§ TASK PROMPT: Where the data below has the string "Sohn", return the whole line.

***** TASK INPUT *****

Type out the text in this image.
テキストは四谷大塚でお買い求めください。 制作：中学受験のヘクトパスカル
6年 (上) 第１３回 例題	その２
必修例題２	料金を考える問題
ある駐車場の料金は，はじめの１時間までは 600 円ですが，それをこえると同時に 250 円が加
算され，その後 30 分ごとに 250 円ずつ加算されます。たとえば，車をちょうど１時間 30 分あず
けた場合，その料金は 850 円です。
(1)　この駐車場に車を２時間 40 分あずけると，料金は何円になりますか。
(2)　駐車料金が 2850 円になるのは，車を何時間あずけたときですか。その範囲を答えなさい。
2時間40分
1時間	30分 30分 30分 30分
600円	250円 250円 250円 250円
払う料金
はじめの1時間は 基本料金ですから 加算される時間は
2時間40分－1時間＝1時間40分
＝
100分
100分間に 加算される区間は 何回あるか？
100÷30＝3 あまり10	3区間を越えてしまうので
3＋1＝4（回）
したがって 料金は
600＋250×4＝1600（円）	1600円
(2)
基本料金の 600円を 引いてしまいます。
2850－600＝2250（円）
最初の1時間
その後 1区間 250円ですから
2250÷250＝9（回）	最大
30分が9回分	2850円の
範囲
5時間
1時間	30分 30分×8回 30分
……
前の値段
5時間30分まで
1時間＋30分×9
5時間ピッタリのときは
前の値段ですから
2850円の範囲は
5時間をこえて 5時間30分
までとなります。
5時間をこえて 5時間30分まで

*****
***** TASK INPUT *****

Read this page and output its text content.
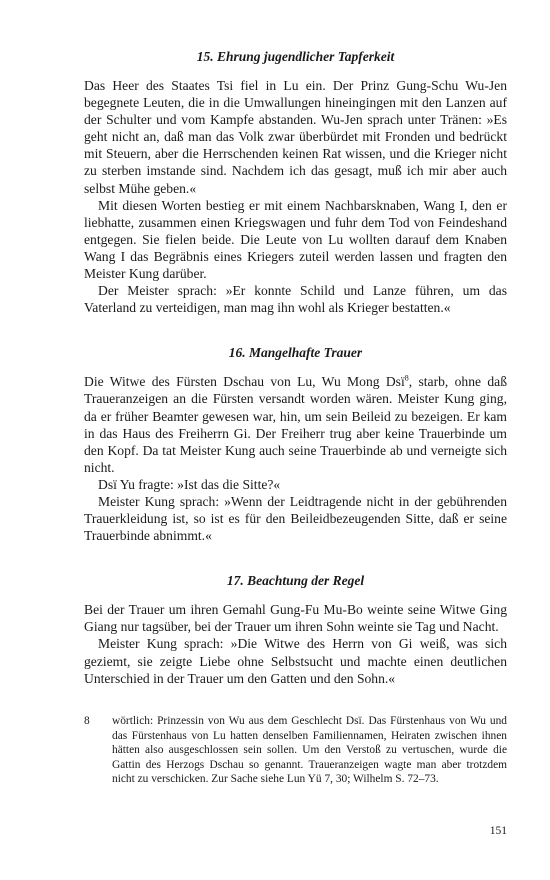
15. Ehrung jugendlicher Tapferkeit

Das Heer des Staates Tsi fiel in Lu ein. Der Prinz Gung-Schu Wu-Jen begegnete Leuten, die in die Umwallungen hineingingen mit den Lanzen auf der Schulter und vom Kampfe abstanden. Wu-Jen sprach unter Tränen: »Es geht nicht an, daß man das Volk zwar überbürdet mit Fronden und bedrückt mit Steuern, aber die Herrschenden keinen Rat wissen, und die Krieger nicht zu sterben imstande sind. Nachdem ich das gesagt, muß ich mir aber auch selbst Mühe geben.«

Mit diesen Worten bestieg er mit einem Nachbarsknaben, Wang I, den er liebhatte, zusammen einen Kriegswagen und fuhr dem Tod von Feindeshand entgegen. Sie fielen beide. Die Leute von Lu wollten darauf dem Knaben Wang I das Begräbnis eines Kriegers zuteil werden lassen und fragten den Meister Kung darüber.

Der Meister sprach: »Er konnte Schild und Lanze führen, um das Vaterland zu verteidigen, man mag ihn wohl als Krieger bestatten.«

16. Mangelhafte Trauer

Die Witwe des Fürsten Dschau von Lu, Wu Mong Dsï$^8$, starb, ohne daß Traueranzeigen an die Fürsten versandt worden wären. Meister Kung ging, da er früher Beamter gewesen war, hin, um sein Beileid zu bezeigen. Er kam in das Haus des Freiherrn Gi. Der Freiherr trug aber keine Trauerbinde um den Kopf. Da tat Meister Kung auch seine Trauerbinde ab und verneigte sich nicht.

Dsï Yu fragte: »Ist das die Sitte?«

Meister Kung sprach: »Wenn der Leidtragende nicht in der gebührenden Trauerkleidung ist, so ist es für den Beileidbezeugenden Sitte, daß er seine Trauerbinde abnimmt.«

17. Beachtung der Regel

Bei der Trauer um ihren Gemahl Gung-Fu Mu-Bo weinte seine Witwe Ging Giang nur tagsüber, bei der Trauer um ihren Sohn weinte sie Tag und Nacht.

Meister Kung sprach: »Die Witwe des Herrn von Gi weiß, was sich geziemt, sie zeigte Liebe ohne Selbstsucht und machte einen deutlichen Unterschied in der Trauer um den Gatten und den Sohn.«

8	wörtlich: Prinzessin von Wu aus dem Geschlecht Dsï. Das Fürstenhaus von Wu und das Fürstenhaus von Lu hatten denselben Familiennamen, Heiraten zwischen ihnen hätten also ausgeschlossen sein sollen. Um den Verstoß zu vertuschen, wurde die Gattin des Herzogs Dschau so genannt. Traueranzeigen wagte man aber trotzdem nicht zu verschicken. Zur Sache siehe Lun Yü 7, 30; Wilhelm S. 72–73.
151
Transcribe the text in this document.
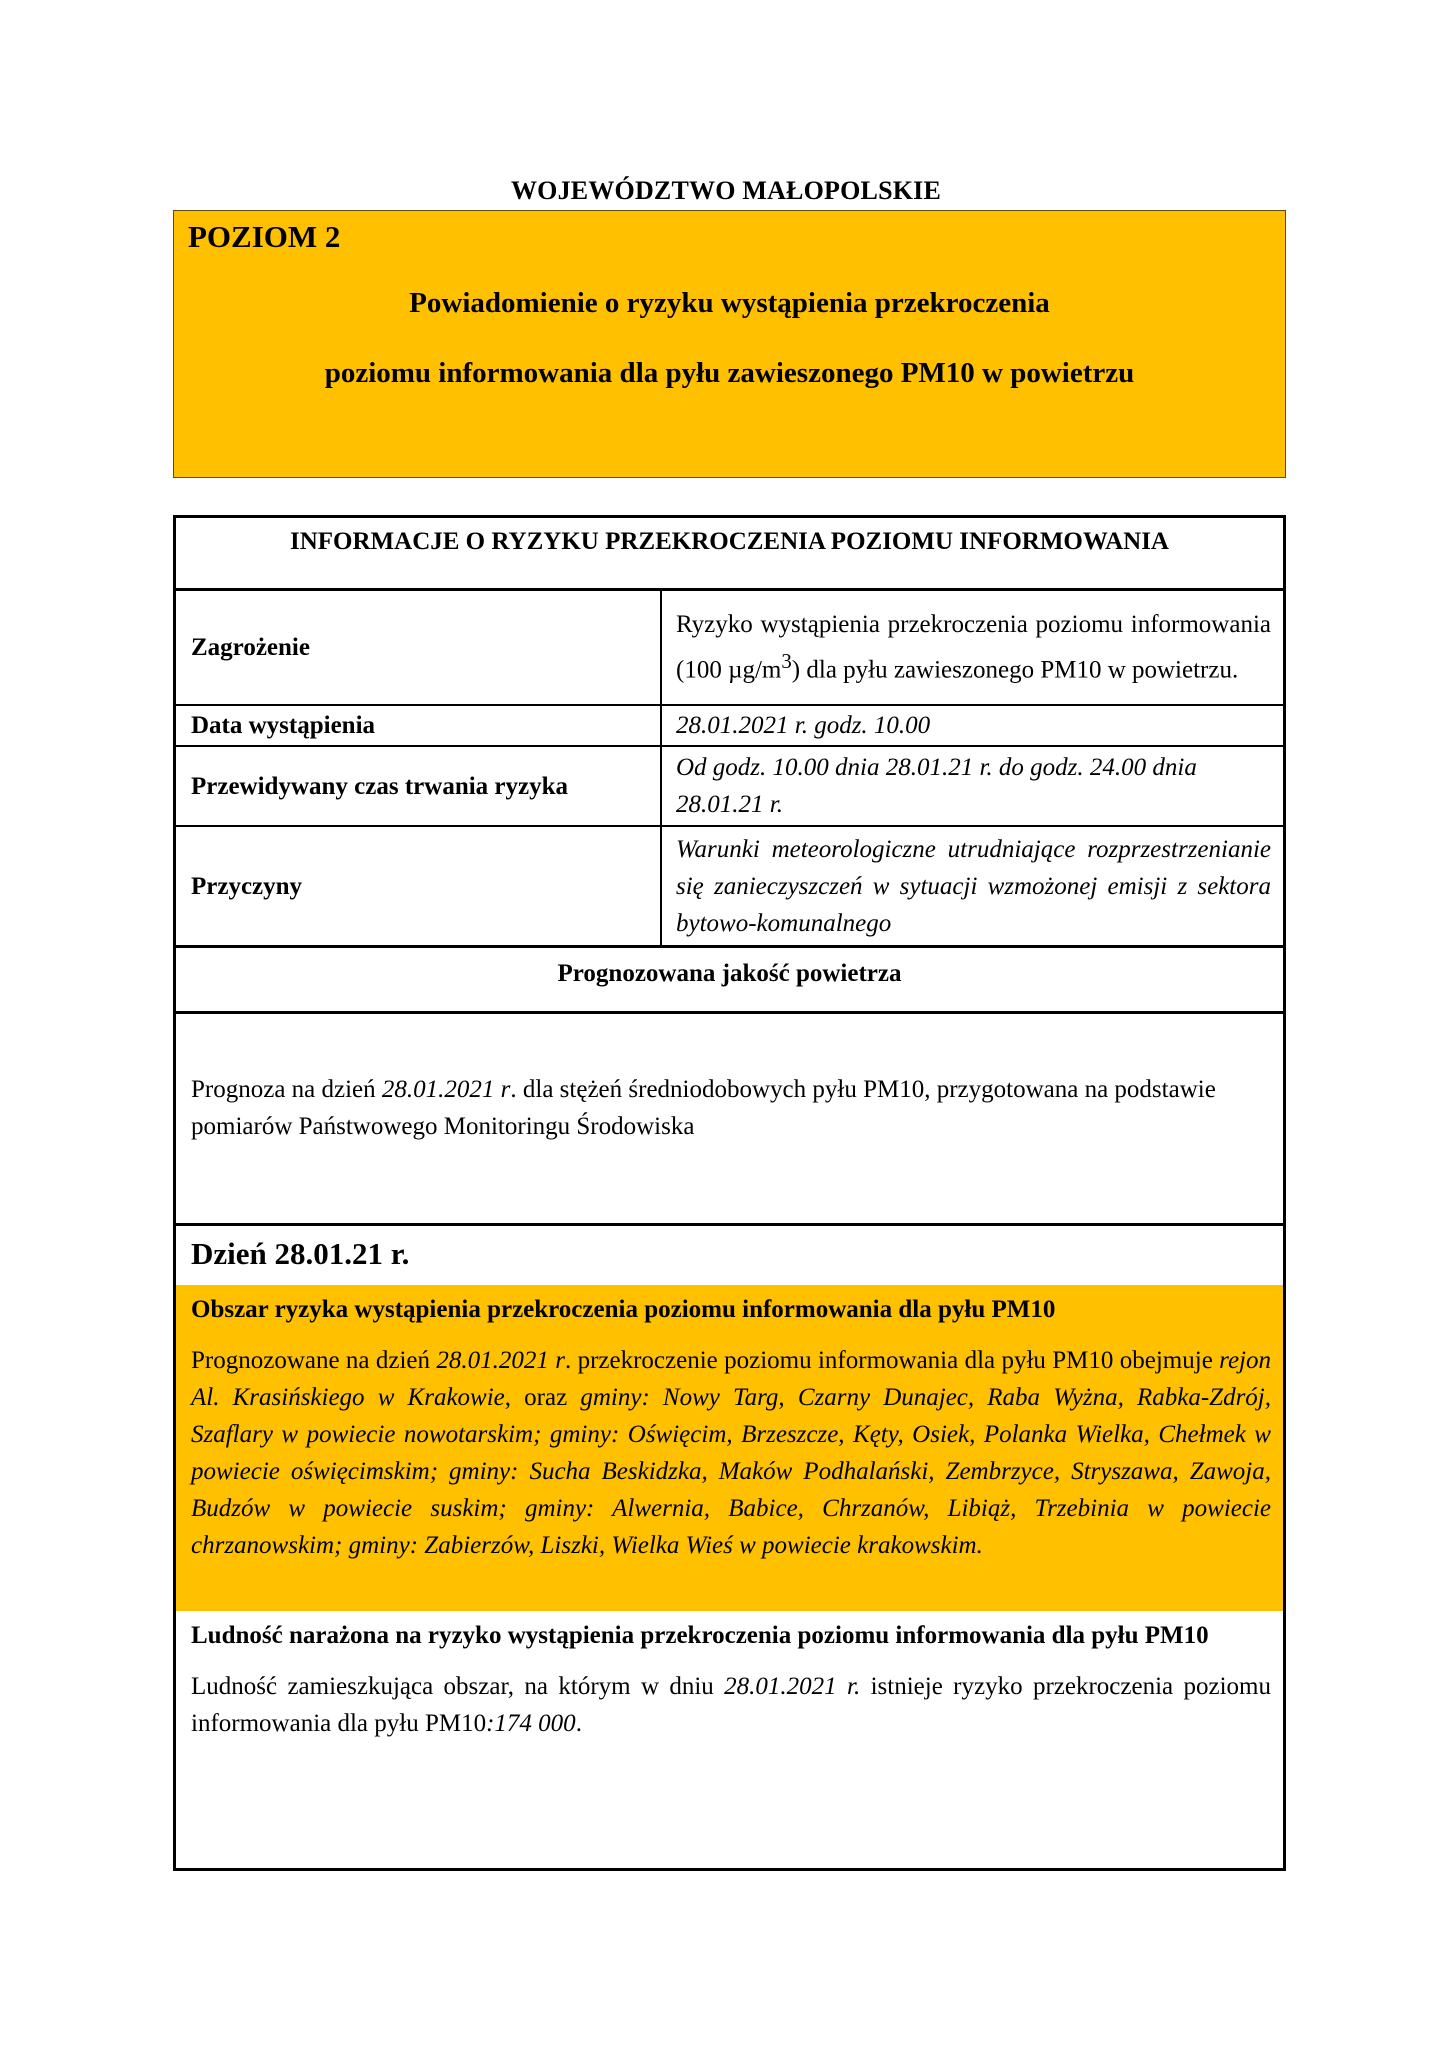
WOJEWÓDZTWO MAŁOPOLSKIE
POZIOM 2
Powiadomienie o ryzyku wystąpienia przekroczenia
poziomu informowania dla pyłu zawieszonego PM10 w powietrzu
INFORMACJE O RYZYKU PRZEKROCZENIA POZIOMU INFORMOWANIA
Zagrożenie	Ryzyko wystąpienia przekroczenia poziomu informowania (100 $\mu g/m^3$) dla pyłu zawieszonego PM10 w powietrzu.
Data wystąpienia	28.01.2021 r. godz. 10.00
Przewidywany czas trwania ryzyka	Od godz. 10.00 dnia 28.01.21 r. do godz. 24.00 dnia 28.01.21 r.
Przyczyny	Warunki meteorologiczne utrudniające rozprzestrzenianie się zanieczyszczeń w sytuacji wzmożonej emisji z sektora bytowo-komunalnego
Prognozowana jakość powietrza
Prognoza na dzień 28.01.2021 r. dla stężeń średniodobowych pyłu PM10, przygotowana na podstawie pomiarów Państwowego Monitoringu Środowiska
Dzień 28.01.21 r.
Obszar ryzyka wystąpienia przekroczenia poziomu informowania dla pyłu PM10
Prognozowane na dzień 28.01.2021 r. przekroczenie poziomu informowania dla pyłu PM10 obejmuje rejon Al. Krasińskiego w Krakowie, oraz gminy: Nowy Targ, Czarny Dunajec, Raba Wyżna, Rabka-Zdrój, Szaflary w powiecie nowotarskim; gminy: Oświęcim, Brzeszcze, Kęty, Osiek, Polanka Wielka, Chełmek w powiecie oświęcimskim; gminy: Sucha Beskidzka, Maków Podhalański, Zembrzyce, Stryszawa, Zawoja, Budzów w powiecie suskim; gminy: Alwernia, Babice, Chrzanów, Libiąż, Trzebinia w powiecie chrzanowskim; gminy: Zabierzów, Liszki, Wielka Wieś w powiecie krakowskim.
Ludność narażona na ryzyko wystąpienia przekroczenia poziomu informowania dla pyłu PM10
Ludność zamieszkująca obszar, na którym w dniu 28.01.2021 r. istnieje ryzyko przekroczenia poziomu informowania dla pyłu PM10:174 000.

*****

§ RIGHT ANSWER:
Bei der Trauer um ihren Gemahl Gung-Fu Mu-Bo weinte seine Witwe Ging Giang nur tagsüber, bei der Trauer um ihren Sohn weinte sie Tag und Nacht.
Meister Kung sprach: »Die Witwe des Herrn von Gi weiß, was sich geziemt, sie zeigte Liebe ohne Selbstsucht und machte einen deutlichen Unterschied in der Trauer um den Gatten und den Sohn.«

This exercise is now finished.